Kemuncualan aliran Pembaharu (Apollo dan Diwan)
Kemunculan aliran pembaharu yaitu Kelompok yang namanya diambil dari nama
majalah ini dipelopori oleh Ahmad Zaki Abu Syadi (1892—1955). Ia seorang dokter
dan ahli bakteriologi yang lama tinggal di Inggris dan Amerika. Ia banyak
mempelajari sastra Inggris dan Perancis, khususnya karya-karya Keats, Shelly,
Woordsworth, Dickens, Arnold Bennett, dan G.G. Shaw. Setelah kembali ke Mesir,
Abu Syadi menerbitkan sebuah majalah yang diberi nama “Apollo” dengan dua
bahasa pengantar, Inggris dan Arab, yang di antaranya memuat karya-karya sastra
jenis puisi.

§ **Item yang Disediakan**:

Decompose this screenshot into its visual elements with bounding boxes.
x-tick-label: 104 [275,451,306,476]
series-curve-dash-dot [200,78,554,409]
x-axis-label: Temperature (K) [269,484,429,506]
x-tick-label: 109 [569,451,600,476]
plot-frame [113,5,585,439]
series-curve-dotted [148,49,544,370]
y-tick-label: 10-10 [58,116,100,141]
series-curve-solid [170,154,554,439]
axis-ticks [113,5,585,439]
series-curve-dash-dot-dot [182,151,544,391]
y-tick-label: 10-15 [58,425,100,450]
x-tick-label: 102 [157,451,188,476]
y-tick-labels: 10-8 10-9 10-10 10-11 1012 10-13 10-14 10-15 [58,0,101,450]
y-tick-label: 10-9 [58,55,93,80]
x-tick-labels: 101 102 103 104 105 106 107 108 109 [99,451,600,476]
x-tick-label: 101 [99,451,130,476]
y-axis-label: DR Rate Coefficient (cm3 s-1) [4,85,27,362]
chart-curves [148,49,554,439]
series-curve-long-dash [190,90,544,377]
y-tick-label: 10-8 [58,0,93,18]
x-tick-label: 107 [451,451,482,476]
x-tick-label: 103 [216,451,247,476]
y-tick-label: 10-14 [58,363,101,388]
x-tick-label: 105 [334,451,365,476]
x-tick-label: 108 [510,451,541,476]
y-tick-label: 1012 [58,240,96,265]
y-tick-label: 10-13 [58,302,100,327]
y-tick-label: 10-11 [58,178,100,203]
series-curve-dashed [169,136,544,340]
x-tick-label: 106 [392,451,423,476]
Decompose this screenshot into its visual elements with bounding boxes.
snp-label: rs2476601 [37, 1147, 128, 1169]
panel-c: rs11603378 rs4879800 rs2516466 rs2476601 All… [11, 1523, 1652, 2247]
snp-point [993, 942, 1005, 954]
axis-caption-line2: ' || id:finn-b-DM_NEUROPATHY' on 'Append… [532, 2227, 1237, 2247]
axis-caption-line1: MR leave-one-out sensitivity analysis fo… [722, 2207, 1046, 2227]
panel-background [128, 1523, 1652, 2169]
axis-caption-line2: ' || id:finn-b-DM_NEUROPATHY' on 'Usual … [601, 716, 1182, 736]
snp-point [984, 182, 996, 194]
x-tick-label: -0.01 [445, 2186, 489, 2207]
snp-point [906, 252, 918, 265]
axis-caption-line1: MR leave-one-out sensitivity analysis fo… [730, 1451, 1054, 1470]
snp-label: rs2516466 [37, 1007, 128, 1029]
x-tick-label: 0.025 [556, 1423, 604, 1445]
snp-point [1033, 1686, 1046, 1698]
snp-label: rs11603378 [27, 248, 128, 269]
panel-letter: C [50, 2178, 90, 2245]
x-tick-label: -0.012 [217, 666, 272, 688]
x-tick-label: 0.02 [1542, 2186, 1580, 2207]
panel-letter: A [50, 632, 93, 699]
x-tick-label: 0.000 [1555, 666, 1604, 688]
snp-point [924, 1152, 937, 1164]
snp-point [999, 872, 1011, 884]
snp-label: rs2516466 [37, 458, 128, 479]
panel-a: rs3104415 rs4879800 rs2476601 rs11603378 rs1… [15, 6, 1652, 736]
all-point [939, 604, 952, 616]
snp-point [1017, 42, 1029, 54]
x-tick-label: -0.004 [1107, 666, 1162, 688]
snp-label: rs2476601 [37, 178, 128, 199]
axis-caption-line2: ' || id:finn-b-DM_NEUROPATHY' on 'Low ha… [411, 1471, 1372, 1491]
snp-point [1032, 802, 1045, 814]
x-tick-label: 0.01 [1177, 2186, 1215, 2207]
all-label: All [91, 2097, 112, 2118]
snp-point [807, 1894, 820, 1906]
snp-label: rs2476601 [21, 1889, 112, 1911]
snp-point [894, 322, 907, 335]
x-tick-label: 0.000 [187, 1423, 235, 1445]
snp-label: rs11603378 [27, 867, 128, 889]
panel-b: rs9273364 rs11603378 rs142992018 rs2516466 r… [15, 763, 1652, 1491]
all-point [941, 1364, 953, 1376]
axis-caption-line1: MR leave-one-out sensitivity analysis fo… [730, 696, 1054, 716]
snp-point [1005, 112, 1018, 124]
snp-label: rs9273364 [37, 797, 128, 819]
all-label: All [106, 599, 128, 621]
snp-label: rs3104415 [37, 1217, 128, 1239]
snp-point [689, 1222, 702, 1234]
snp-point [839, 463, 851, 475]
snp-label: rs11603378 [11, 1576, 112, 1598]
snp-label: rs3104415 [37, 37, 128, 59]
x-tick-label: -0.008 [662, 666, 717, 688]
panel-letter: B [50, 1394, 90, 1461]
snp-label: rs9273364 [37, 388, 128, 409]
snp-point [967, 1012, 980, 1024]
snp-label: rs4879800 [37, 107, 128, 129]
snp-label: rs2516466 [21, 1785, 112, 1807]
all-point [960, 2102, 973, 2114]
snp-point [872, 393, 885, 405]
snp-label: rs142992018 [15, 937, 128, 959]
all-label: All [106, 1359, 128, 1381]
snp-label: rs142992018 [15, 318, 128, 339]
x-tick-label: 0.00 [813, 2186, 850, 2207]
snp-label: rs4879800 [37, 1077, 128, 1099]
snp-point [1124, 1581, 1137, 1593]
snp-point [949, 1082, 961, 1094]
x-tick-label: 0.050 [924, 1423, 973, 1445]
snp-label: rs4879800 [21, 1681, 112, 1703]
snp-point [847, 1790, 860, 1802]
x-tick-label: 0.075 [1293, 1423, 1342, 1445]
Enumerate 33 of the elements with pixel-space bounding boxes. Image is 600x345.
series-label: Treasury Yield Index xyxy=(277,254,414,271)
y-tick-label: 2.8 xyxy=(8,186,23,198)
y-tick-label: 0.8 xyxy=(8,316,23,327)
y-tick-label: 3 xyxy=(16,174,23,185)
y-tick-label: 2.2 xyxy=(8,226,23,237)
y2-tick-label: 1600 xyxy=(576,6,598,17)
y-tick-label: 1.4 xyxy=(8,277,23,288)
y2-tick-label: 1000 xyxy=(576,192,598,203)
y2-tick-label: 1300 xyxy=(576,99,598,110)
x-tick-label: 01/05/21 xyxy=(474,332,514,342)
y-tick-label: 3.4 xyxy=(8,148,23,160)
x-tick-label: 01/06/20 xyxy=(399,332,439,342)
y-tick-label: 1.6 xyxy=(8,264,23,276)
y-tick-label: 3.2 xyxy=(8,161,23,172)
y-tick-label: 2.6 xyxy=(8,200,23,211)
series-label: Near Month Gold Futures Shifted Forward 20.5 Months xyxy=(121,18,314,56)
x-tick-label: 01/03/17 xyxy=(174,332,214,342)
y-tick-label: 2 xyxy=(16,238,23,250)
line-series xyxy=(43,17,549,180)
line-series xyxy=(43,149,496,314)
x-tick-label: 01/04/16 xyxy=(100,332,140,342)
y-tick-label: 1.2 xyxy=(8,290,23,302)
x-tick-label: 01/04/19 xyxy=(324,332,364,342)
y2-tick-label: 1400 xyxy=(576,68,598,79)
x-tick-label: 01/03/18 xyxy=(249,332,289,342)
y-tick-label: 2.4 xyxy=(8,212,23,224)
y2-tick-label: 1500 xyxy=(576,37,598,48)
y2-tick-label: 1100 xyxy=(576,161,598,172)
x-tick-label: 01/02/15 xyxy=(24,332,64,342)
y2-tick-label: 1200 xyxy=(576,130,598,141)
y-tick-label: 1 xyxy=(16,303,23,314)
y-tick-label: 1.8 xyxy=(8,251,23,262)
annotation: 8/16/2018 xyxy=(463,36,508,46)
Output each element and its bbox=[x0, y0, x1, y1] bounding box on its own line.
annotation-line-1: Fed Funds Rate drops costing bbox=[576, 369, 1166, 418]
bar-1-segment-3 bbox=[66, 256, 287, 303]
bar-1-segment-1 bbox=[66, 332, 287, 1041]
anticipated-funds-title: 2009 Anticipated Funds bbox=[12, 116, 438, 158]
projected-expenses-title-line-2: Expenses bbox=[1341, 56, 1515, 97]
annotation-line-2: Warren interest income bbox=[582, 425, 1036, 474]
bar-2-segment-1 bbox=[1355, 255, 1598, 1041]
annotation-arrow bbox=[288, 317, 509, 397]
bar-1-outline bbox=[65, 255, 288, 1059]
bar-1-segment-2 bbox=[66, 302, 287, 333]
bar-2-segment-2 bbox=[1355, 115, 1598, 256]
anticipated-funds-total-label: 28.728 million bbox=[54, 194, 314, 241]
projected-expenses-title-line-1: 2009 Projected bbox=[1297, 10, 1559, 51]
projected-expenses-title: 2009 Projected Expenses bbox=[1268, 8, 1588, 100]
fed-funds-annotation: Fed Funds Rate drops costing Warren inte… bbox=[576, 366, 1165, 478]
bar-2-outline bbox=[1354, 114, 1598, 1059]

§ **Daftar Tugas**:
**1)** Ubah bagian kutipan tentang aliran Apollo di antara "Kemuncualan aliran Pembaharu" dan "jenis puisi.", termasuk kedua ujungnya, dengan mengganti "majalah" menjadi "jurnal".
**2)** Lanjutkan kutipan tentang aliran Apollo mulai dari kalimat terakhirnya.
Item-item ini tidak berkaitan dengan kutipan tentang aliran Apollo.

§ **Jawaban per Tugas**:
**1)**
Kemuncualan aliran Pembaharu (Apollo dan Diwan)
Kemunculan aliran pembaharu yaitu Kelompok yang namanya diambil dari nama
jurnal ini dipelopori oleh Ahmad Zaki Abu Syadi (1892—1955). Ia seorang dokter
dan ahli bakteriologi yang lama tinggal di Inggris dan Amerika. Ia banyak
mempelajari sastra Inggris dan Perancis, khususnya karya-karya Keats, Shelly,
Woordsworth, Dickens, Arnold Bennett, dan G.G. Shaw. Setelah kembali ke Mesir,
Abu Syadi menerbitkan sebuah jurnal yang diberi nama “Apollo” dengan dua
bahasa pengantar, Inggris dan Arab, yang di antaranya memuat karya-karya sastra
jenis puisi.

**2)**
Apollo sesungguhnya adalah nama dewa
puisi bangsa Yunani. Nama Apollo dipilih agar menjadi sumber inspirasi bagi
para sastrawan. Selain Abu Syadi, sastrawan yang tergabung dalam aliran ini
antara lain Ibrahim Naji, Kamil Kaylani, dan Sayyid Ibrahim (Saqr, 1981:
84—85). Apollo memiliki obsesi untuk menyatukan dan memberikan wadah bagi para
penyair untuk mengembangkan bakat seninya. Apabila modernisasi aliran Diwan
banyak menghasilkan karya baik puisi maupun prosa, maka modernisasi kelompok
Apollo lebih banyak menghasilkan konsep tentang karya sastra. Menurut Abu
Syadi, Apollo mempunyai lima tujuan:
(1) mengangkat puisi Arab dan
mengarahkan kegiatan para penyair kepada arah yang baik;
(2) membantu kebangkitan seni di dunia puisi;
(3) mengangkat derajat puisi baik di
mata sastra, sosial, dan ekonomi, serta mencegah eksklusivitasnya;
(4) menumbuhkan sikap tolong menolong dan
persaudaran di kalangan sastrawan;
(5) memerangi monopoli dan
menciptakan kebebasan puisi. Menurut al-Shabi, Apollo memang tidak menjadi
aliran yang jelas, akan tetapi merupakan revolusi yang dahsyat untuk mewujudkan
kebebasan dan kesempurnaan puisi.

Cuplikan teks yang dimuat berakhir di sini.